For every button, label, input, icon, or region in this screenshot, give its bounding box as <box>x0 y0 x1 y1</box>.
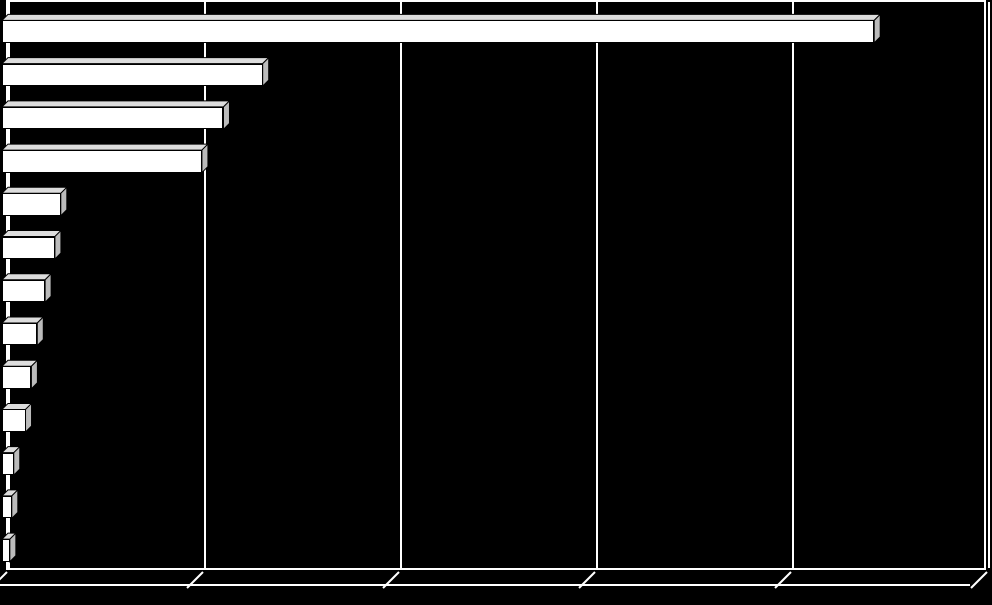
bar <box>2 366 31 388</box>
chart-floor <box>0 570 970 586</box>
bar <box>2 323 37 345</box>
bar <box>2 193 61 215</box>
bar <box>2 496 12 518</box>
bar <box>2 237 55 259</box>
gridline <box>988 2 990 568</box>
bar <box>2 64 263 86</box>
gridline <box>400 2 402 568</box>
bar <box>2 409 26 431</box>
bar <box>2 453 14 475</box>
bar <box>2 107 223 129</box>
bar <box>2 539 10 561</box>
bar <box>2 150 202 172</box>
bar <box>2 280 45 302</box>
bar <box>2 20 874 42</box>
gridline <box>596 2 598 568</box>
bar-chart <box>0 0 992 605</box>
gridline <box>792 2 794 568</box>
gridline <box>204 2 206 568</box>
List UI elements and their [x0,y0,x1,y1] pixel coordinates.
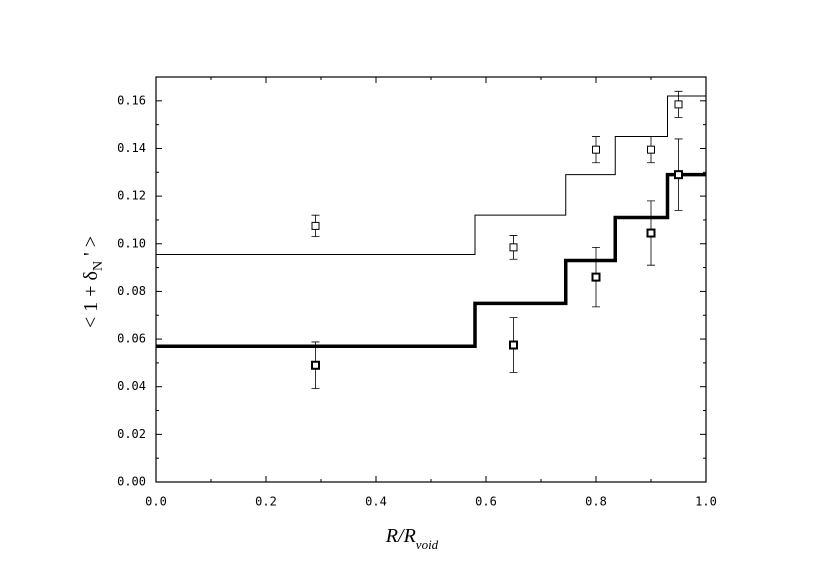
marker [646,228,656,238]
marker [647,145,655,154]
step-line [156,172,706,348]
marker [591,272,601,282]
y-tick-label: 0.12 [117,189,146,203]
x-tick-label: 0.4 [365,495,387,509]
plot-frame [155,76,707,483]
marker [674,170,683,180]
step-line [156,95,706,255]
marker [509,340,518,350]
y-tick-label: 0.08 [117,284,146,298]
x-label-main: R/R [385,525,416,547]
marker [311,221,320,230]
y-tick-label: 0.16 [117,93,146,107]
marker [311,360,320,370]
y-label-sub: N [91,261,106,271]
marker [674,100,683,109]
y-tick-label: 0.10 [117,236,146,250]
x-axis-label: R/Rvoid [385,525,439,552]
x-label-sub: void [416,537,439,552]
x-tick-label: 0.0 [145,495,167,509]
y-tick-label: 0.14 [117,141,146,155]
y-tick-label: 0.04 [117,379,146,393]
y-axis-label: < 1 + δN ' > [80,236,107,328]
x-tick-label: 0.6 [475,495,497,509]
y-tick-label: 0.00 [117,475,146,489]
y-label-main: < 1 + δ [80,271,102,328]
y-label-end: ' > [80,236,102,261]
y-tick-label: 0.02 [117,427,146,441]
y-tick-label: 0.06 [117,332,146,346]
marker [509,243,518,252]
x-tick-label: 0.8 [585,495,607,509]
x-tick-label: 1.0 [695,495,717,509]
marker [592,145,600,154]
x-tick-label: 0.2 [255,495,277,509]
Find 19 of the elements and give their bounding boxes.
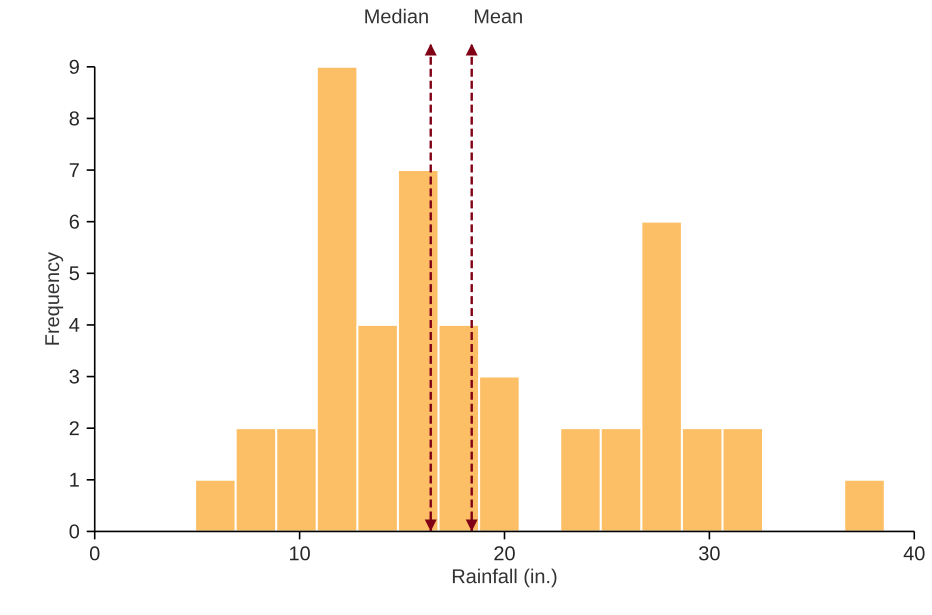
y-tick-label: 6 [70, 214, 79, 229]
y-tick-label: 8 [70, 111, 79, 126]
x-axis-title: Rainfall (in.) [452, 568, 556, 588]
x-tick-label: 30 [699, 546, 720, 560]
y-tick-label: 4 [69, 318, 80, 332]
y-tick-label: 3 [69, 369, 79, 384]
y-tick-label: 7 [70, 163, 79, 177]
x-tick-label: 20 [494, 546, 515, 560]
ref-line-label: Median [365, 8, 428, 24]
y-tick-label: 0 [70, 524, 80, 538]
y-tick-label: 2 [70, 421, 79, 436]
y-tick-label: 1 [70, 472, 79, 487]
ref-line-label: Mean [474, 9, 522, 24]
y-axis-title: Frequency [45, 252, 64, 345]
x-tick-label: 10 [290, 546, 310, 560]
y-tick-label: 5 [70, 266, 79, 280]
y-tick-label: 9 [70, 60, 79, 74]
x-tick-label: 40 [904, 546, 925, 560]
x-tick-label: 0 [90, 546, 100, 560]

> Task details: Can you copy every line of the three entries above verbatim, in the same order? Leave out the picture lines.

> Answer to this exercise:
For every button, label, input, icon, or region in this screenshot, give its bounding box as <box>x0 y0 x1 y1</box>.
bar <box>2 366 31 388</box>
chart-floor <box>0 570 970 586</box>
bar <box>2 323 37 345</box>
bar <box>2 193 61 215</box>
bar <box>2 496 12 518</box>
bar <box>2 237 55 259</box>
gridline <box>988 2 990 568</box>
bar <box>2 64 263 86</box>
gridline <box>400 2 402 568</box>
bar <box>2 409 26 431</box>
bar <box>2 453 14 475</box>
bar <box>2 107 223 129</box>
bar <box>2 539 10 561</box>
bar <box>2 150 202 172</box>
bar <box>2 280 45 302</box>
bar <box>2 20 874 42</box>
gridline <box>596 2 598 568</box>
bar-chart <box>0 0 992 605</box>
gridline <box>792 2 794 568</box>
gridline <box>204 2 206 568</box>
List UI elements and their [x0,y0,x1,y1] pixel coordinates.
marker [646,228,656,238]
marker [647,145,655,154]
step-line [156,172,706,348]
marker [591,272,601,282]
y-tick-label: 0.12 [117,189,146,203]
x-tick-label: 0.4 [365,495,387,509]
plot-frame [155,76,707,483]
marker [674,170,683,180]
step-line [156,95,706,255]
marker [509,340,518,350]
y-tick-label: 0.08 [117,284,146,298]
x-label-main: R/R [385,525,416,547]
marker [311,221,320,230]
y-tick-label: 0.16 [117,93,146,107]
marker [311,360,320,370]
y-label-sub: N [91,261,106,271]
marker [674,100,683,109]
y-tick-label: 0.10 [117,236,146,250]
x-axis-label: R/Rvoid [385,525,439,552]
x-label-sub: void [416,537,439,552]
x-tick-label: 0.0 [145,495,167,509]
y-tick-label: 0.14 [117,141,146,155]
y-tick-label: 0.04 [117,379,146,393]
y-axis-label: < 1 + δN ' > [80,236,107,328]
x-tick-label: 0.6 [475,495,497,509]
y-tick-label: 0.00 [117,475,146,489]
y-label-main: < 1 + δ [80,271,102,328]
y-label-end: ' > [80,236,102,261]
y-tick-label: 0.02 [117,427,146,441]
y-tick-label: 0.06 [117,332,146,346]
marker [509,243,518,252]
x-tick-label: 0.8 [585,495,607,509]
x-tick-label: 1.0 [695,495,717,509]
marker [592,145,600,154]
x-tick-label: 0.2 [255,495,277,509]
Find 19 of the elements and give their bounding boxes.
y-tick-label: 6 [70, 214, 79, 229]
y-tick-label: 8 [70, 111, 79, 126]
x-axis-title: Rainfall (in.) [452, 568, 556, 588]
x-tick-label: 30 [699, 546, 720, 560]
y-tick-label: 4 [69, 318, 80, 332]
y-tick-label: 3 [69, 369, 79, 384]
y-tick-label: 7 [70, 163, 79, 177]
x-tick-label: 20 [494, 546, 515, 560]
ref-line-label: Median [365, 8, 428, 24]
y-tick-label: 0 [70, 524, 80, 538]
y-tick-label: 2 [70, 421, 79, 436]
y-tick-label: 1 [70, 472, 79, 487]
ref-line-label: Mean [474, 9, 522, 24]
y-axis-title: Frequency [45, 252, 64, 345]
x-tick-label: 10 [290, 546, 310, 560]
y-tick-label: 5 [70, 266, 79, 280]
y-tick-label: 9 [70, 60, 79, 74]
x-tick-label: 40 [904, 546, 925, 560]
x-tick-label: 0 [90, 546, 100, 560]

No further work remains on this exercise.